> _The exercise_:
Edit the records below by replacing every occurrence of "legend-tick-label" with "colorbar-tick-label" and leaving everything else unchanged. Omit the pictures from your answer.

[Dataset records]

_ _ _ _

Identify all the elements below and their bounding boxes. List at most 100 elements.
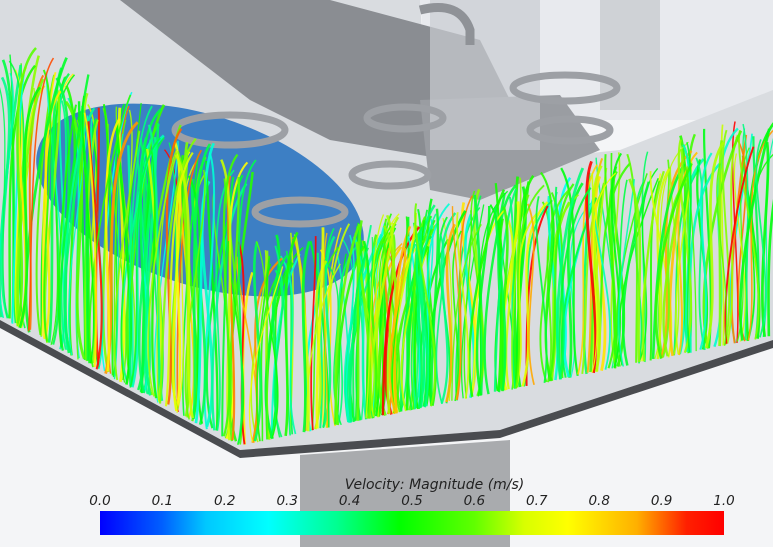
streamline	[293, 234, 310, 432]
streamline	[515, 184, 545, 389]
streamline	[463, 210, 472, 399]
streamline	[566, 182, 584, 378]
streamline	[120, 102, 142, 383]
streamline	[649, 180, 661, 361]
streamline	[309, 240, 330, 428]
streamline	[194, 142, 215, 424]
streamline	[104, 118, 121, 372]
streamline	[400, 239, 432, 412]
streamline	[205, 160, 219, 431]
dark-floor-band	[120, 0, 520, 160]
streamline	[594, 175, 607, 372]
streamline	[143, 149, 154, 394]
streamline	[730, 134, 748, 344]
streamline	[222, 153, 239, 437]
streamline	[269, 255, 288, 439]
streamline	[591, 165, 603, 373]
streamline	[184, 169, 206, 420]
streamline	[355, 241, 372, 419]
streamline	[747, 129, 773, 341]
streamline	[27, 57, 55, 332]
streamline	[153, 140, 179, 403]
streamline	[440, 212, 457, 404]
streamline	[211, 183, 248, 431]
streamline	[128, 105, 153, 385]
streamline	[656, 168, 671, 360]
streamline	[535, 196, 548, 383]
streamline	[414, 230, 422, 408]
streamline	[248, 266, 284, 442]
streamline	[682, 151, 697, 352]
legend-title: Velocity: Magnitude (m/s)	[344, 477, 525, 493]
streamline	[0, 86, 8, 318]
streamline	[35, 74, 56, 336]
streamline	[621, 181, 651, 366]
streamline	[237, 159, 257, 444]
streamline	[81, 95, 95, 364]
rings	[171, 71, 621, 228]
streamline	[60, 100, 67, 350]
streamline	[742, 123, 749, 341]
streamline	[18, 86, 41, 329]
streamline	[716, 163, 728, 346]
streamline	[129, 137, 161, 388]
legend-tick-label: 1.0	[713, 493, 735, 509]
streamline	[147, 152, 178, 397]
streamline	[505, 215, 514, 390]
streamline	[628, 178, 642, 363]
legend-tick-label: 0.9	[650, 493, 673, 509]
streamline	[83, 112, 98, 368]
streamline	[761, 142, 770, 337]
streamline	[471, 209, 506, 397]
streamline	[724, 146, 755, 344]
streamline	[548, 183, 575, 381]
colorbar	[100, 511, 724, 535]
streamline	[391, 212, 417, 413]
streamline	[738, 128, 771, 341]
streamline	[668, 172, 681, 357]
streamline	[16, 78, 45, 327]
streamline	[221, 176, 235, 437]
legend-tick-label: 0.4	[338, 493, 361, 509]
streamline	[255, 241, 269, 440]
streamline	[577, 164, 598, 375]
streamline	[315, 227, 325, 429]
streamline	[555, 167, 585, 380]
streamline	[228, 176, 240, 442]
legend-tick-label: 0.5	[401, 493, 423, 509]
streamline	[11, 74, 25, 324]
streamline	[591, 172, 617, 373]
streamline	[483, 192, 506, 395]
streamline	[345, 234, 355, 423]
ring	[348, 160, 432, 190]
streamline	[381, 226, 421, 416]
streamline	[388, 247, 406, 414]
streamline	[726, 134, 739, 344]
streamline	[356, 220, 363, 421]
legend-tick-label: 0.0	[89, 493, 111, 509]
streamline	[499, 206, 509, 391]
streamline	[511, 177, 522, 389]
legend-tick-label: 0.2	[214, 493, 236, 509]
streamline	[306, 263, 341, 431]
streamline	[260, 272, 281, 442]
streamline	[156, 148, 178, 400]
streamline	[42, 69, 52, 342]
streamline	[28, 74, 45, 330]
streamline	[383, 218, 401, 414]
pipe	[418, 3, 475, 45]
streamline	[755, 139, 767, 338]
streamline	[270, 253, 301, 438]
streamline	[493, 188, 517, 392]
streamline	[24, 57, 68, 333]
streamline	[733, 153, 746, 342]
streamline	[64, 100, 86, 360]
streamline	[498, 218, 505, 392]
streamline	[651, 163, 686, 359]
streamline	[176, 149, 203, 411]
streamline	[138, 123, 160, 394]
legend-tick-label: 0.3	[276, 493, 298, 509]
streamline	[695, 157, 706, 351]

_ _ _ _

> _Finished task_:
Identify all the elements below and their bounding boxes. List at most 100 elements.
streamline	[293, 234, 310, 432]
streamline	[515, 184, 545, 389]
streamline	[463, 210, 472, 399]
streamline	[566, 182, 584, 378]
streamline	[120, 102, 142, 383]
streamline	[649, 180, 661, 361]
streamline	[309, 240, 330, 428]
streamline	[194, 142, 215, 424]
streamline	[104, 118, 121, 372]
streamline	[400, 239, 432, 412]
streamline	[205, 160, 219, 431]
dark-floor-band	[120, 0, 520, 160]
streamline	[594, 175, 607, 372]
streamline	[143, 149, 154, 394]
streamline	[730, 134, 748, 344]
streamline	[222, 153, 239, 437]
streamline	[269, 255, 288, 439]
streamline	[591, 165, 603, 373]
streamline	[184, 169, 206, 420]
streamline	[355, 241, 372, 419]
streamline	[747, 129, 773, 341]
streamline	[27, 57, 55, 332]
streamline	[153, 140, 179, 403]
streamline	[440, 212, 457, 404]
streamline	[211, 183, 248, 431]
streamline	[128, 105, 153, 385]
streamline	[656, 168, 671, 360]
streamline	[535, 196, 548, 383]
streamline	[414, 230, 422, 408]
streamline	[248, 266, 284, 442]
streamline	[682, 151, 697, 352]
legend-title: Velocity: Magnitude (m/s)	[344, 477, 525, 493]
streamline	[0, 86, 8, 318]
streamline	[35, 74, 56, 336]
streamline	[621, 181, 651, 366]
streamline	[237, 159, 257, 444]
streamline	[81, 95, 95, 364]
rings	[171, 71, 621, 228]
streamline	[60, 100, 67, 350]
streamline	[742, 123, 749, 341]
streamline	[18, 86, 41, 329]
streamline	[716, 163, 728, 346]
streamline	[129, 137, 161, 388]
colorbar-tick-label: 1.0	[713, 493, 735, 509]
streamline	[147, 152, 178, 397]
streamline	[505, 215, 514, 390]
streamline	[628, 178, 642, 363]
colorbar-tick-label: 0.9	[650, 493, 673, 509]
streamline	[83, 112, 98, 368]
streamline	[761, 142, 770, 337]
streamline	[471, 209, 506, 397]
streamline	[724, 146, 755, 344]
streamline	[548, 183, 575, 381]
colorbar	[100, 511, 724, 535]
streamline	[391, 212, 417, 413]
streamline	[738, 128, 771, 341]
streamline	[668, 172, 681, 357]
streamline	[16, 78, 45, 327]
streamline	[221, 176, 235, 437]
colorbar-tick-label: 0.4	[338, 493, 361, 509]
streamline	[255, 241, 269, 440]
streamline	[577, 164, 598, 375]
streamline	[315, 227, 325, 429]
streamline	[555, 167, 585, 380]
streamline	[228, 176, 240, 442]
colorbar-tick-label: 0.5	[401, 493, 423, 509]
streamline	[11, 74, 25, 324]
streamline	[591, 172, 617, 373]
streamline	[483, 192, 506, 395]
streamline	[345, 234, 355, 423]
ring	[348, 160, 432, 190]
streamline	[381, 226, 421, 416]
streamline	[388, 247, 406, 414]
streamline	[726, 134, 739, 344]
streamline	[356, 220, 363, 421]
colorbar-tick-label: 0.0	[89, 493, 111, 509]
streamline	[499, 206, 509, 391]
streamline	[511, 177, 522, 389]
colorbar-tick-label: 0.2	[214, 493, 236, 509]
streamline	[306, 263, 341, 431]
streamline	[260, 272, 281, 442]
streamline	[156, 148, 178, 400]
streamline	[42, 69, 52, 342]
streamline	[28, 74, 45, 330]
streamline	[383, 218, 401, 414]
pipe	[418, 3, 475, 45]
streamline	[755, 139, 767, 338]
streamline	[270, 253, 301, 438]
streamline	[493, 188, 517, 392]
streamline	[24, 57, 68, 333]
streamline	[733, 153, 746, 342]
streamline	[64, 100, 86, 360]
streamline	[498, 218, 505, 392]
streamline	[651, 163, 686, 359]
streamline	[176, 149, 203, 411]
streamline	[138, 123, 160, 394]
colorbar-tick-label: 0.3	[276, 493, 298, 509]
streamline	[695, 157, 706, 351]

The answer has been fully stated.